## Problem statement
For the material that follows, list every line containing the word "Menhutbun".

..............................

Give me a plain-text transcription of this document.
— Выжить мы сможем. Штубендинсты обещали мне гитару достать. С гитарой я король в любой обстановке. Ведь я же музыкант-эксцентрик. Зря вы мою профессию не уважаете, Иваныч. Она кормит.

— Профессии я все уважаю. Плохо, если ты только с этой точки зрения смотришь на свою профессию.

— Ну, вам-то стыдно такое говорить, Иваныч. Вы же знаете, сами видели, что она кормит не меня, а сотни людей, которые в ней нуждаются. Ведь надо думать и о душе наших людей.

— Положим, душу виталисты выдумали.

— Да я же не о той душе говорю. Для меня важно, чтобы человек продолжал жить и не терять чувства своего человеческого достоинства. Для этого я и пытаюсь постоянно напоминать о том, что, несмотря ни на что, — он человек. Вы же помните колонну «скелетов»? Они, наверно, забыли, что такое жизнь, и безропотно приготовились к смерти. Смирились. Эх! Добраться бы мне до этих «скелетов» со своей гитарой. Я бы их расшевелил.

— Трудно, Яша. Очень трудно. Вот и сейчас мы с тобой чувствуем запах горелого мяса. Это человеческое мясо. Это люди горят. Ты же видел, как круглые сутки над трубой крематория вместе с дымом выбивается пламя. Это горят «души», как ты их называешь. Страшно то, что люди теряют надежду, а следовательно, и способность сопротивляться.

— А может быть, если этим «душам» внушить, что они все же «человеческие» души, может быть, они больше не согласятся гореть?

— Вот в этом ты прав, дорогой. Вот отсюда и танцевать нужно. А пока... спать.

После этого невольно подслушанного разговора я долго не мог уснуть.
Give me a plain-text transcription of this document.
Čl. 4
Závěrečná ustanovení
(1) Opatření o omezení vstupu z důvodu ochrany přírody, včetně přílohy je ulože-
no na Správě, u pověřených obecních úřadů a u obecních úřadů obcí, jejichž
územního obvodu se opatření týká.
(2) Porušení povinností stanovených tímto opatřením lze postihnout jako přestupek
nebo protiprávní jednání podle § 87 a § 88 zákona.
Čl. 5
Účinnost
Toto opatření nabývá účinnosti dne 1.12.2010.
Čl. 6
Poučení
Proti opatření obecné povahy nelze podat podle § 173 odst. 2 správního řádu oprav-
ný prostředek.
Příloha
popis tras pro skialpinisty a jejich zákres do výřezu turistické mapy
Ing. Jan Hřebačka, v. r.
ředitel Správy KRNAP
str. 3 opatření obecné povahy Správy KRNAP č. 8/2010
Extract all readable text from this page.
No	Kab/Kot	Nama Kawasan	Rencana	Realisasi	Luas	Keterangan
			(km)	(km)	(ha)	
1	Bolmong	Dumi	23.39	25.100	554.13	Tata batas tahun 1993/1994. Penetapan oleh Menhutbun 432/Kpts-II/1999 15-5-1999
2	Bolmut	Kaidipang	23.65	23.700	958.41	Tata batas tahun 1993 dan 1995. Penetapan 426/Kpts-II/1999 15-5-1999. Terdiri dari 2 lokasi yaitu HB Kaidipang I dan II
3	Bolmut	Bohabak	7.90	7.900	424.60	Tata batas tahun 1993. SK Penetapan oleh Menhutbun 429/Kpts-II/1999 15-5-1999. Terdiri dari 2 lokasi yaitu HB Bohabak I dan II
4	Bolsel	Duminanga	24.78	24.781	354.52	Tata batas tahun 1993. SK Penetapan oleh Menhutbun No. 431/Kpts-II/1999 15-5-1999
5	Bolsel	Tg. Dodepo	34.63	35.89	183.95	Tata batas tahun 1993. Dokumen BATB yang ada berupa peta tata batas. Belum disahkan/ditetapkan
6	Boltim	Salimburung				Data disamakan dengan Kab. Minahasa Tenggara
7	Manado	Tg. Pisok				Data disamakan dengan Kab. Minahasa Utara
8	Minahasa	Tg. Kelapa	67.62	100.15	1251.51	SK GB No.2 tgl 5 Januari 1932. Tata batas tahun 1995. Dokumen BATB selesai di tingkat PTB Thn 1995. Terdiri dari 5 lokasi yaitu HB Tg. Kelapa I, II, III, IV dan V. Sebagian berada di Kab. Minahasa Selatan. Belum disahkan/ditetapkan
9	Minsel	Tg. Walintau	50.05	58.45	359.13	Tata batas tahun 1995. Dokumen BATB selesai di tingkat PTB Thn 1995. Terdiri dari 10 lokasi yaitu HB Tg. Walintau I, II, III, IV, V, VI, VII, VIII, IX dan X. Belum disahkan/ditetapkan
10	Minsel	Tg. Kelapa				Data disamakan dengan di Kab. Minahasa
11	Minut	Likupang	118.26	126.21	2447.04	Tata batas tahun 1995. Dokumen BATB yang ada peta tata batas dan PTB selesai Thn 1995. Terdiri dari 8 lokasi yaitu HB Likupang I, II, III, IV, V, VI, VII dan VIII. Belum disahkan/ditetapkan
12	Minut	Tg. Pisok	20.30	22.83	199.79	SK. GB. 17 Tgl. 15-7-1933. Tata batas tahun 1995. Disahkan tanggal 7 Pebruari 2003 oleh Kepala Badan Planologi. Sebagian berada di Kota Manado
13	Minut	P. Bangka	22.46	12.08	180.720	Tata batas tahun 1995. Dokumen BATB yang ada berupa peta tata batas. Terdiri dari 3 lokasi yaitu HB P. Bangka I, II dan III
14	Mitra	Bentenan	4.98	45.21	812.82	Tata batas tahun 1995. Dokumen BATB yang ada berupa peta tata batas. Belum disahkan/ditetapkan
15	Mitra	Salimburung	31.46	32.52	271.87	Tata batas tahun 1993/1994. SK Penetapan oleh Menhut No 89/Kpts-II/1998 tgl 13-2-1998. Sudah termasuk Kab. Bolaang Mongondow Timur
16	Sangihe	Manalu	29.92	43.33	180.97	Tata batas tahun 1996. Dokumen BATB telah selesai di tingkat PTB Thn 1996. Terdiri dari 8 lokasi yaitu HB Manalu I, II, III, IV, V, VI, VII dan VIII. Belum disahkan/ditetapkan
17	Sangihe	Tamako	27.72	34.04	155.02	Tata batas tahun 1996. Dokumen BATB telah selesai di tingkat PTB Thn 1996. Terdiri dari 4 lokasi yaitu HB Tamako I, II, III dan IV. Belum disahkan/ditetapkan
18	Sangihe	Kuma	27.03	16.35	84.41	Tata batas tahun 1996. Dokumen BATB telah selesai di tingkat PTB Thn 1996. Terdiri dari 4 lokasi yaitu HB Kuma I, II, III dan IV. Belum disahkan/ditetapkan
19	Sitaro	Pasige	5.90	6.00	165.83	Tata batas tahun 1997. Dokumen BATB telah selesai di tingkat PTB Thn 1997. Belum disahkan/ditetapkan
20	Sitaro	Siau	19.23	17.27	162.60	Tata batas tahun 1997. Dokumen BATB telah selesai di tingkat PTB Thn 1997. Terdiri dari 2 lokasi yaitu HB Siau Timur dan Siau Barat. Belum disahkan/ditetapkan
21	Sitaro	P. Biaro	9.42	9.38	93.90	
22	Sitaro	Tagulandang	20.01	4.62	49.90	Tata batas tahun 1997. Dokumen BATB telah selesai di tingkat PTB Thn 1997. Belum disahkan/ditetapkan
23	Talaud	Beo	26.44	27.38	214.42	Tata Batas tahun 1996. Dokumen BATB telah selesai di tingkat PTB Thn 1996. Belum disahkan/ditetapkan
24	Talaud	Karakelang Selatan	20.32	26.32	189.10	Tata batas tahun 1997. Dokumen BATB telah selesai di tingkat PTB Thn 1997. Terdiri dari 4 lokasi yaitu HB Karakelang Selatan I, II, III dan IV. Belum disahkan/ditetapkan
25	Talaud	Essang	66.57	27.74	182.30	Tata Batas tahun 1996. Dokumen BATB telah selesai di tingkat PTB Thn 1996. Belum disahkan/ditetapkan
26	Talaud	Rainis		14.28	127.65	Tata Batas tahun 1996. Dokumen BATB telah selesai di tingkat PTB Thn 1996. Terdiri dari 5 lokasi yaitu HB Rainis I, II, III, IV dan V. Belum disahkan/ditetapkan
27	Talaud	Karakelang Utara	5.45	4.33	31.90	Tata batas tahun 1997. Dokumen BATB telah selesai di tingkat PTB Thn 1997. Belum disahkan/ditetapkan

..............................

## Answer for this exercise
1	Bolmong	Dumi	23.39	25.100	554.13	Tata batas tahun 1993/1994. Penetapan oleh Menhutbun 432/Kpts-II/1999 15-5-1999
3	Bolmut	Bohabak	7.90	7.900	424.60	Tata batas tahun 1993. SK Penetapan oleh Menhutbun 429/Kpts-II/1999 15-5-1999. Terdiri dari 2 lokasi yaitu HB Bohabak I dan II
4	Bolsel	Duminanga	24.78	24.781	354.52	Tata batas tahun 1993. SK Penetapan oleh Menhutbun No. 431/Kpts-II/1999 15-5-1999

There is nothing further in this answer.